━━━ Raw data

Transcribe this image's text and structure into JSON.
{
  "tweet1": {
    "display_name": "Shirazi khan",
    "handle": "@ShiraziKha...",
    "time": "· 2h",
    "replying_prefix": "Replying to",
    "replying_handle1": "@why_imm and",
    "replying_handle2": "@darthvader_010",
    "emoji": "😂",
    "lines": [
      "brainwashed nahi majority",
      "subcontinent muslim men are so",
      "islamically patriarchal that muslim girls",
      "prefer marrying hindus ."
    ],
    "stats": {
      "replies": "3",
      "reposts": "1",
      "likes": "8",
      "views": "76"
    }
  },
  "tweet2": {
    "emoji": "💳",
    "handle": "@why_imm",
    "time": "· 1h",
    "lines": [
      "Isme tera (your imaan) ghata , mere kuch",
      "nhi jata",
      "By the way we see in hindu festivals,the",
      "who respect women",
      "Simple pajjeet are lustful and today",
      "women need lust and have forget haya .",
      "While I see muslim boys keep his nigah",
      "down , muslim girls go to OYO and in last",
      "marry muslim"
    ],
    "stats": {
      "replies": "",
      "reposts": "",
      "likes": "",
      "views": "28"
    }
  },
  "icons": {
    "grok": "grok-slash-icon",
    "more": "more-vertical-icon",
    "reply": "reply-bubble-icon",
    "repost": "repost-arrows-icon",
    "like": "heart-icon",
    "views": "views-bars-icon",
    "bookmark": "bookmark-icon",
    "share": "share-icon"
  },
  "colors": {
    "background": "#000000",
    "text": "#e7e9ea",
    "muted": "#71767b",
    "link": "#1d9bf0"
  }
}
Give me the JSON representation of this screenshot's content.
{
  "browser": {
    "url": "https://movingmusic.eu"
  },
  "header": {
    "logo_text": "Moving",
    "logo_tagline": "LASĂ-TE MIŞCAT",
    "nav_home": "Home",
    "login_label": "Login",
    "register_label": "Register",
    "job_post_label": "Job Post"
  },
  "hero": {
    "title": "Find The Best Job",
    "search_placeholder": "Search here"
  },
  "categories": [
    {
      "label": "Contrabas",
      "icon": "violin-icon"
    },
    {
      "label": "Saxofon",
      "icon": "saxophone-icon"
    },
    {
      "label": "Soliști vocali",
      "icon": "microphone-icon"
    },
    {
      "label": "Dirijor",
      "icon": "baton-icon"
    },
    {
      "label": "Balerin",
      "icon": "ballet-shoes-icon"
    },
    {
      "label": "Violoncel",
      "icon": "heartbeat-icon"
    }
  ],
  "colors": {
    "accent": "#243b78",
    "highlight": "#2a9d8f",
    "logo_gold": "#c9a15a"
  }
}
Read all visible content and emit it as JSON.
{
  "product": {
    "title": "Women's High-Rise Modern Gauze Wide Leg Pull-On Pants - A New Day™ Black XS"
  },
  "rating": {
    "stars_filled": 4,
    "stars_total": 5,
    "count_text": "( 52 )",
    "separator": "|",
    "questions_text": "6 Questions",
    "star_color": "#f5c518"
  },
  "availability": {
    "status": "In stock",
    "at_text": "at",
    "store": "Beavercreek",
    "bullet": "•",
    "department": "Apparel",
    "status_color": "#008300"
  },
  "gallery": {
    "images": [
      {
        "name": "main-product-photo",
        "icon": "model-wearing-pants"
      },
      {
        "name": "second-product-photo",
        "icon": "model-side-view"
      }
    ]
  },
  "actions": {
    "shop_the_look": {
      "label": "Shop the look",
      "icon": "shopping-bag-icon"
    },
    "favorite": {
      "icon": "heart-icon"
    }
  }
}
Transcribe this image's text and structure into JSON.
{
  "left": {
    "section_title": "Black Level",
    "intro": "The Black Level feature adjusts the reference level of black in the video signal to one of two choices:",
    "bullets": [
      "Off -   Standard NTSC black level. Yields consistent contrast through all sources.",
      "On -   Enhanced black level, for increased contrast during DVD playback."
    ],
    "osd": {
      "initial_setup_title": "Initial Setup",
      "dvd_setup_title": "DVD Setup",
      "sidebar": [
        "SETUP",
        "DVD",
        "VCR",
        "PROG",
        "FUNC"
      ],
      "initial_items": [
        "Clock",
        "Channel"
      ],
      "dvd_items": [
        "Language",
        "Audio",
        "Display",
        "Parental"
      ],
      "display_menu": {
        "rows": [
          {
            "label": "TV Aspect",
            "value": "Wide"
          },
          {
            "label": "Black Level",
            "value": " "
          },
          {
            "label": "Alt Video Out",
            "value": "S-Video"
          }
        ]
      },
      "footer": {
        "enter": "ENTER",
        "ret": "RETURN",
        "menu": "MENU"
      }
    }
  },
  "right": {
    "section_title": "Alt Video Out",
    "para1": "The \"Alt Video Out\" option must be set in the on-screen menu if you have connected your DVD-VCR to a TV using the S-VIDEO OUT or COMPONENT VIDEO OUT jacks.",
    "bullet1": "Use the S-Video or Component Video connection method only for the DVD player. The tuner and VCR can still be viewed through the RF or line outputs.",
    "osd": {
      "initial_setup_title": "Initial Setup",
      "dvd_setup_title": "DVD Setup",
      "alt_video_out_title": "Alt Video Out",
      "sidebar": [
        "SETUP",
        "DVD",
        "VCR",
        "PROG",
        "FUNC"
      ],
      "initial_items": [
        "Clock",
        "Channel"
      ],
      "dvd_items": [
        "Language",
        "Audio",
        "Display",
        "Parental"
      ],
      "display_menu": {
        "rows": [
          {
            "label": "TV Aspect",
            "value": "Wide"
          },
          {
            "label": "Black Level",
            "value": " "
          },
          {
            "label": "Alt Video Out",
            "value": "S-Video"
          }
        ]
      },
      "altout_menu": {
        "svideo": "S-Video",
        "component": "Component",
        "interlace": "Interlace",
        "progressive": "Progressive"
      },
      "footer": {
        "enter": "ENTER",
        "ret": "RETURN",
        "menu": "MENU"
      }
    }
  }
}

━━━━━━

• _Instruction_:
Take each line containing the string "girls" and copy it out.

• _Full output_:
      "islamically patriarchal that muslim girls",
      "down , muslim girls go to OYO and in last",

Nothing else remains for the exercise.